__QUELLE__
+===+

Mit dem CRA kommt auch die Meldepflicht für Sicherheitslücken. Die tritt sogar noch vor den anderen Pflichten aus dem CRA für die Hersteller in Kraft: Aktiv ausgenutzte Sicherheitslücken müssen ab 18 Monaten nach der Verkündung im EU-Amtsblatt gemeldet werden, voraussichtlich also ab Spätsommer 2025. Die Kommission hatte hier zwölf Monate gefordert, die Mitgliedstaaten 24. Diese Lücken müssen sowohl den nationalen Cybersicherheits-Aufsichtsbehörden als auch der Europäischen Netzwerk- und Informationssicherheitsbehörde ENISA gemeldet werden – mit kurzen Fristen: Die erste Warnung soll unverzüglich, spätestens aber 24 Stunden nach Entdeckung an die Aufsichtsbehörden ergehen. Detailliertere Angaben müssen 72 Stunden nach der Erstentdeckung folgen, spätestens 14 Tage später muss ein Abschlussbericht vorliegen.
Zuständig dafür, die Regeln des CRA einzuhalten, sind im Sinne der Verordnung der Hersteller, dessen Vertreter, der Importeur oder Vertrieb eines “Produkts mit digitalen Elementen”. Welche Rückwirkungen das etwa auf die Betreiber von Plattformen hat, die massenhaft billige Produkte aus Fernost importieren, bei denen die Softwarepflege bislang keine Rolle spielte – vom Babyfon bis zum autonomen Rasenmäher – ist noch kaum abzusehen. Allerdings unterliegen die meisten Produkte auch nach dem Trilog erst einmal nur der Pflicht zu einer Konformitätserklärung. Bei dieser versichern die Verantwortlichen selbst, sich an Standards und Normen und die Regeln des CRA zu halten. Eine darüber hinausgehende Zertifizierung durch Dritte ist nur bei bestimmten Produktklassen vorgesehen.

+===+

__DATENABSCHNITT__
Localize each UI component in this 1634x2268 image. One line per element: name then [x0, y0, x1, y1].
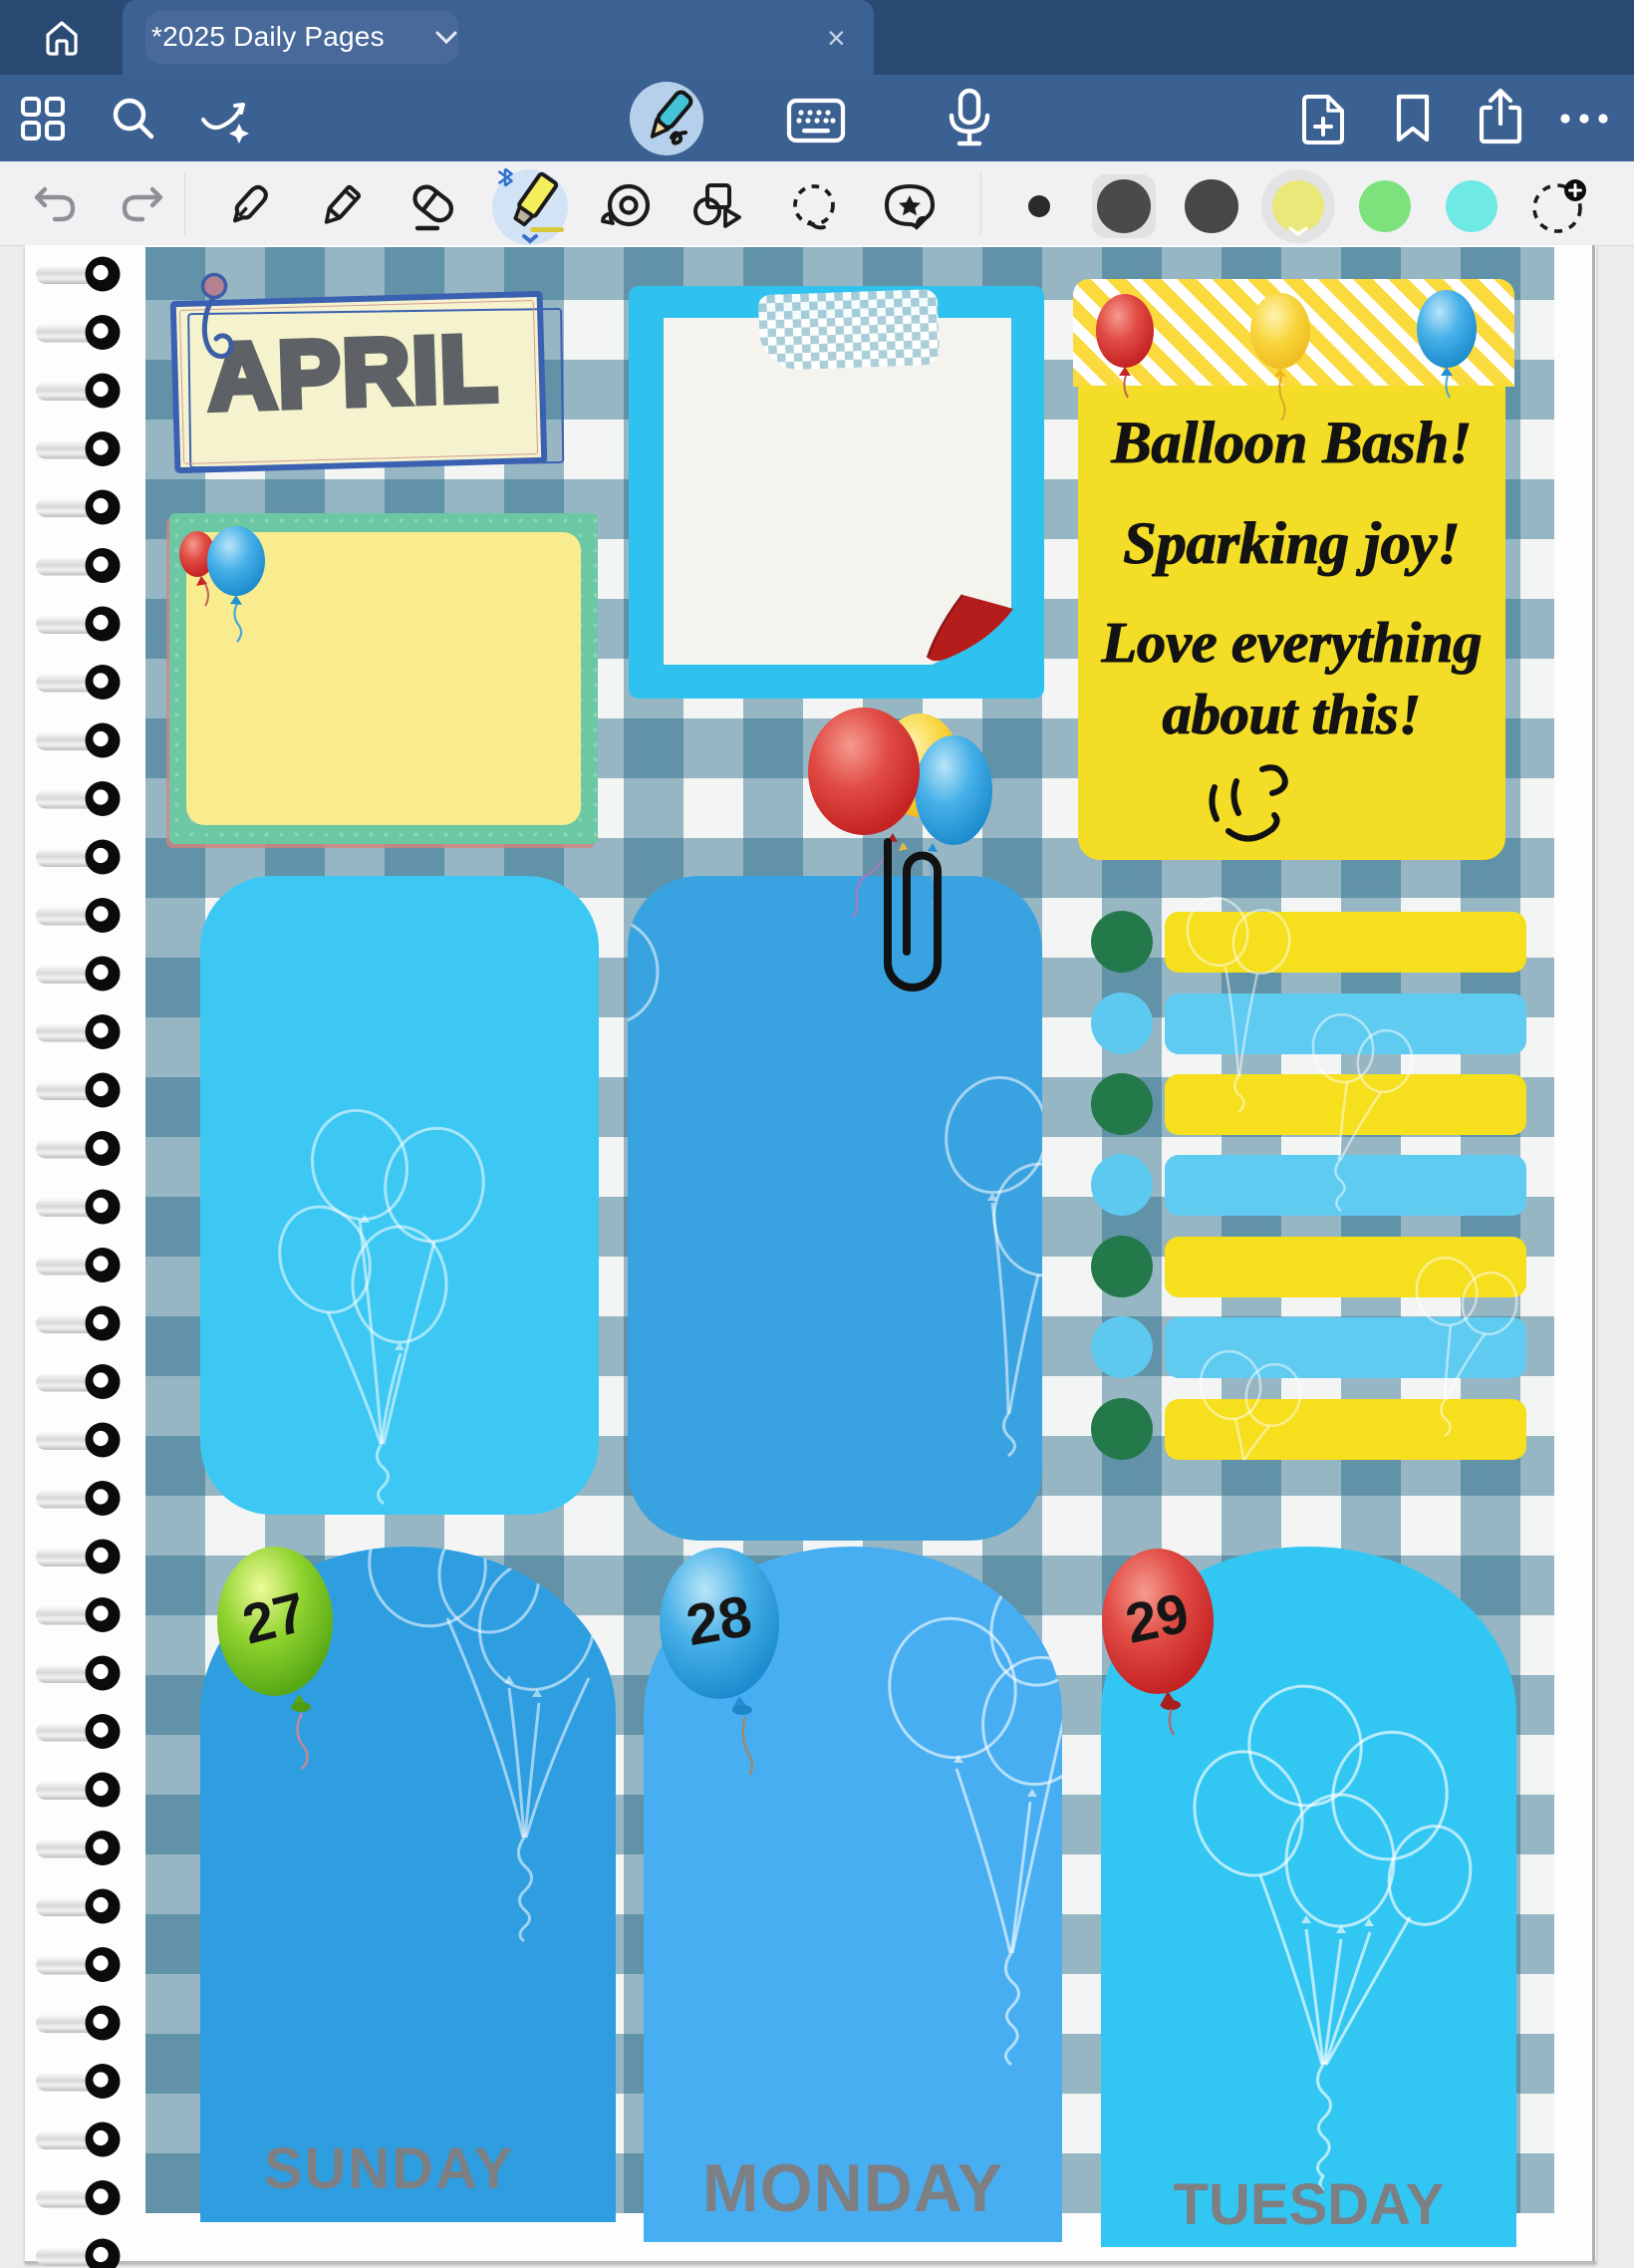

+===+

__AUFGABENSTELLUNG 1__
Geben Sie den Abschnitt aus dem Text zum CRA wortgetreu aus, von "Zuständig dafür, die" bis "bestimmten Produktklassen vorgesehen.".
__AUFGABENSTELLUNG 2__
Bis wann muss laut dem Text zum CRA die erste Warnung zu einer aktiv ausgenutzten Sicherheitslücke spätestens an die Aufsichtsbehörden gehen?

__SCHRIFTLICHE ANTWORT 1__
Zuständig dafür, die Regeln des CRA einzuhalten, sind im Sinne der Verordnung der Hersteller, dessen Vertreter, der Importeur oder Vertrieb eines “Produkts mit digitalen Elementen”. Welche Rückwirkungen das etwa auf die Betreiber von Plattformen hat, die massenhaft billige Produkte aus Fernost importieren, bei denen die Softwarepflege bislang keine Rolle spielte – vom Babyfon bis zum autonomen Rasenmäher – ist noch kaum abzusehen. Allerdings unterliegen die meisten Produkte auch nach dem Trilog erst einmal nur der Pflicht zu einer Konformitätserklärung. Bei dieser versichern die Verantwortlichen selbst, sich an Standards und Normen und die Regeln des CRA zu halten. Eine darüber hinausgehende Zertifizierung durch Dritte ist nur bei bestimmten Produktklassen vorgesehen.

__SCHRIFTLICHE ANTWORT 2__
Spätestens 24 Stunden nach der Entdeckung.